• [Material supplied]:
--*--

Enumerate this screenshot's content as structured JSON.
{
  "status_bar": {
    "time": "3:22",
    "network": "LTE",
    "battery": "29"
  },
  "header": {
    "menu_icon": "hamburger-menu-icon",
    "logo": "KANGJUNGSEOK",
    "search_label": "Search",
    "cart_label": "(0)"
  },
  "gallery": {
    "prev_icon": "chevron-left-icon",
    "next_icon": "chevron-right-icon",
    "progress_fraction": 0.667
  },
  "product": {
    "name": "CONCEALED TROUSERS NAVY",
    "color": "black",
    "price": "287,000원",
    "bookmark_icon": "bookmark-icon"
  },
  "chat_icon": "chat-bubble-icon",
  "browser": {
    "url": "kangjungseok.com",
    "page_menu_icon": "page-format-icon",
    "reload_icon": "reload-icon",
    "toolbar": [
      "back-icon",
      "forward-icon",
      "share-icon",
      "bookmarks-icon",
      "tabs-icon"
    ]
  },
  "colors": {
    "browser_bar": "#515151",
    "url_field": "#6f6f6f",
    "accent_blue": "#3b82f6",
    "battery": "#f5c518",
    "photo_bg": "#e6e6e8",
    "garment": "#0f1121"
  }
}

--*--

Hand back the material above in full, exactly as written.

• [Final answer]:
Enumerate this screenshot's content as structured JSON.
{
  "status_bar": {
    "time": "3:22",
    "network": "LTE",
    "battery": "29"
  },
  "header": {
    "menu_icon": "hamburger-menu-icon",
    "logo": "KANGJUNGSEOK",
    "search_label": "Search",
    "cart_label": "(0)"
  },
  "gallery": {
    "prev_icon": "chevron-left-icon",
    "next_icon": "chevron-right-icon",
    "progress_fraction": 0.667
  },
  "product": {
    "name": "CONCEALED TROUSERS NAVY",
    "color": "black",
    "price": "287,000원",
    "bookmark_icon": "bookmark-icon"
  },
  "chat_icon": "chat-bubble-icon",
  "browser": {
    "url": "kangjungseok.com",
    "page_menu_icon": "page-format-icon",
    "reload_icon": "reload-icon",
    "toolbar": [
      "back-icon",
      "forward-icon",
      "share-icon",
      "bookmarks-icon",
      "tabs-icon"
    ]
  },
  "colors": {
    "browser_bar": "#515151",
    "url_field": "#6f6f6f",
    "accent_blue": "#3b82f6",
    "battery": "#f5c518",
    "photo_bg": "#e6e6e8",
    "garment": "#0f1121"
  }
}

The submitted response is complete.